What is being asked: Check each line of the records below for the word "trắng" and copy those where it appears.

Source records:

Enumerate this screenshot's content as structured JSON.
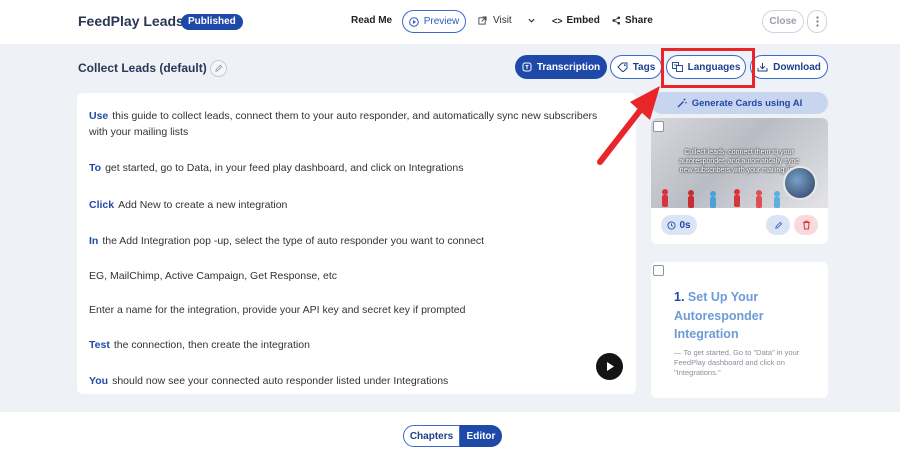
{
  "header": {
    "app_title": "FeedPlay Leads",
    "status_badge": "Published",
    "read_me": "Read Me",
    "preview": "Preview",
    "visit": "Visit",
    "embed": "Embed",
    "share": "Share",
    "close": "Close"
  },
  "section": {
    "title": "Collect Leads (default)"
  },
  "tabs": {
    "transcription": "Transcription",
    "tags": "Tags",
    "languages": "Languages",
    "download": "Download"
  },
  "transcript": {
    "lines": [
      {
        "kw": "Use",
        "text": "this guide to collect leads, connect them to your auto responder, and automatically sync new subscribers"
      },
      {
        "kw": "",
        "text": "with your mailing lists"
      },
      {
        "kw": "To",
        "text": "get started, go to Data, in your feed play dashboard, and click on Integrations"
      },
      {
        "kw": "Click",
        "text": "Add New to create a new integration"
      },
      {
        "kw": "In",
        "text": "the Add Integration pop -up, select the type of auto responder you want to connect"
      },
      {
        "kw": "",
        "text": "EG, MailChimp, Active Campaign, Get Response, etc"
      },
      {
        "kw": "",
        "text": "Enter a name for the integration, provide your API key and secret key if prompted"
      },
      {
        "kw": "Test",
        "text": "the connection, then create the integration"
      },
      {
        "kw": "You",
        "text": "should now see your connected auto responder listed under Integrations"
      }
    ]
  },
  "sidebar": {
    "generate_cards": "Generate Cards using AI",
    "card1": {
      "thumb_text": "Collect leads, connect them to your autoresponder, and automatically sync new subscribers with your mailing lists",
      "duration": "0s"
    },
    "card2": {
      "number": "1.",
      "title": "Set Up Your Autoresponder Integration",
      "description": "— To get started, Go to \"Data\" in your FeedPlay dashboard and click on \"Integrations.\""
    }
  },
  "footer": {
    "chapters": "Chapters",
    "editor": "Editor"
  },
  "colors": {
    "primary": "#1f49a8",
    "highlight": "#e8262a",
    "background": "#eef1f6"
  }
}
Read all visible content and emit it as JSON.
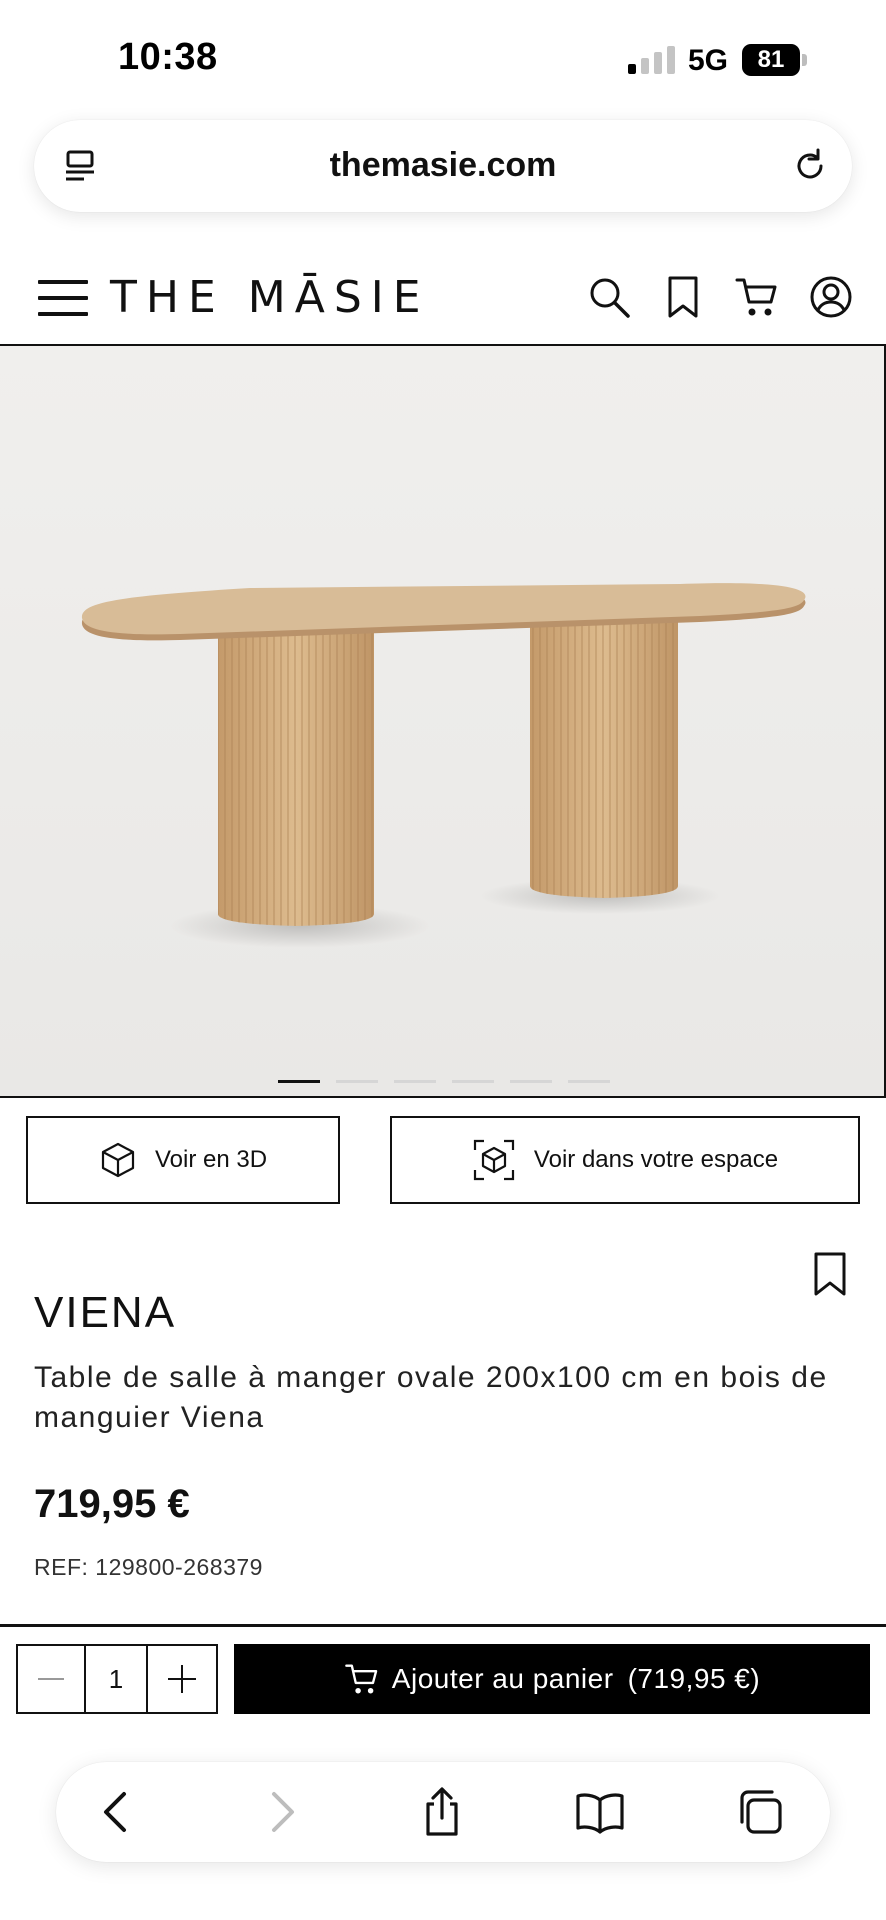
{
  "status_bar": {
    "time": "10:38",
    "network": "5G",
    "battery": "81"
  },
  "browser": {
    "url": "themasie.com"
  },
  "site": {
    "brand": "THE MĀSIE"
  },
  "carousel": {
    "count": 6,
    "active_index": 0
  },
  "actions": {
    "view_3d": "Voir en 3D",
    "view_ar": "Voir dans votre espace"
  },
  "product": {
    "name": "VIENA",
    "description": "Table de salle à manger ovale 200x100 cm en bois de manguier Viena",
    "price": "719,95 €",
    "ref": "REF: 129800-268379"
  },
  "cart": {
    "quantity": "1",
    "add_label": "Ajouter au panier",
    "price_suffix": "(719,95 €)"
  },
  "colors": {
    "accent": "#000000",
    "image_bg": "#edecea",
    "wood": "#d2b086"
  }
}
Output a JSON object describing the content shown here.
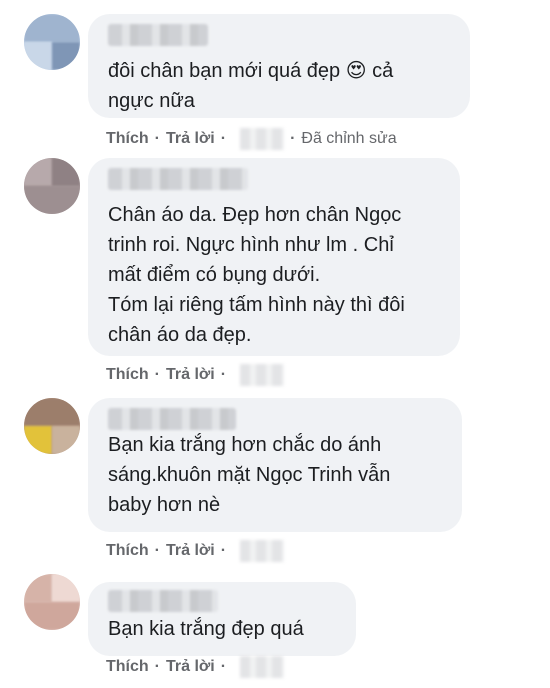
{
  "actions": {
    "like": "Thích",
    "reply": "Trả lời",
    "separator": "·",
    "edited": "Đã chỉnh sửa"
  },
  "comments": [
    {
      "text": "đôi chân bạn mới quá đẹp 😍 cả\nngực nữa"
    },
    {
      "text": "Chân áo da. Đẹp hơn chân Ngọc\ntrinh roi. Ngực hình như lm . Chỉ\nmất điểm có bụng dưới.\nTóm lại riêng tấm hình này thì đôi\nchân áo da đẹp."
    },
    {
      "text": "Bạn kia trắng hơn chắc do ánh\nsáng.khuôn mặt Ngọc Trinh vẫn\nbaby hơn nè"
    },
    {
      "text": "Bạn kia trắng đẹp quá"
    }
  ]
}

==

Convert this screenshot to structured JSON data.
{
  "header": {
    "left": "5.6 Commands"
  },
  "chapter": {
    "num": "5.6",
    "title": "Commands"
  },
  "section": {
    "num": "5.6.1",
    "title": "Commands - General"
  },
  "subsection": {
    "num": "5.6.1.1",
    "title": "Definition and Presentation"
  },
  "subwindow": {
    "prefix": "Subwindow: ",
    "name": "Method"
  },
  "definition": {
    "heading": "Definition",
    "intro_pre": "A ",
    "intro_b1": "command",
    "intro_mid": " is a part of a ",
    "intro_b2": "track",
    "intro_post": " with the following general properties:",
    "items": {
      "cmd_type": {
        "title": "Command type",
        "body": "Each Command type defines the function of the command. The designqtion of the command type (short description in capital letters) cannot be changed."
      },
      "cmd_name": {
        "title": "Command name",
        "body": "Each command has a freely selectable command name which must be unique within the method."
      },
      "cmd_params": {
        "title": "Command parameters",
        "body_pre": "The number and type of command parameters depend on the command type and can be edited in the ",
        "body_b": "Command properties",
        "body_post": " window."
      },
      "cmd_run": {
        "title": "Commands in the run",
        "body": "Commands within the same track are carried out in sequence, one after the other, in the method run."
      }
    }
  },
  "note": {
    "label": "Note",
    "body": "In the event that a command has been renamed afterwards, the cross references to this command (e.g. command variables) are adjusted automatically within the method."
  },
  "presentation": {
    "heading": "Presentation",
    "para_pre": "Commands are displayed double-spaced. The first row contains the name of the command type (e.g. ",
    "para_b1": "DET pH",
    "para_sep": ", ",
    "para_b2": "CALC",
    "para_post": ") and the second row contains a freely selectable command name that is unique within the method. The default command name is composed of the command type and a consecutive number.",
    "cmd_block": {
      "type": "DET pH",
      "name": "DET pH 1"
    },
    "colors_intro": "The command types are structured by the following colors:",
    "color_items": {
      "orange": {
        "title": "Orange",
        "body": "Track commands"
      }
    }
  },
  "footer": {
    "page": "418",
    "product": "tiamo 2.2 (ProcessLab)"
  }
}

Result of the exercise:
      "text": "Bạn kia trắng hơn chắc do ánh\nsáng.khuôn mặt Ngọc Trinh vẫn\nbaby hơn nè"
      "text": "Bạn kia trắng đẹp quá"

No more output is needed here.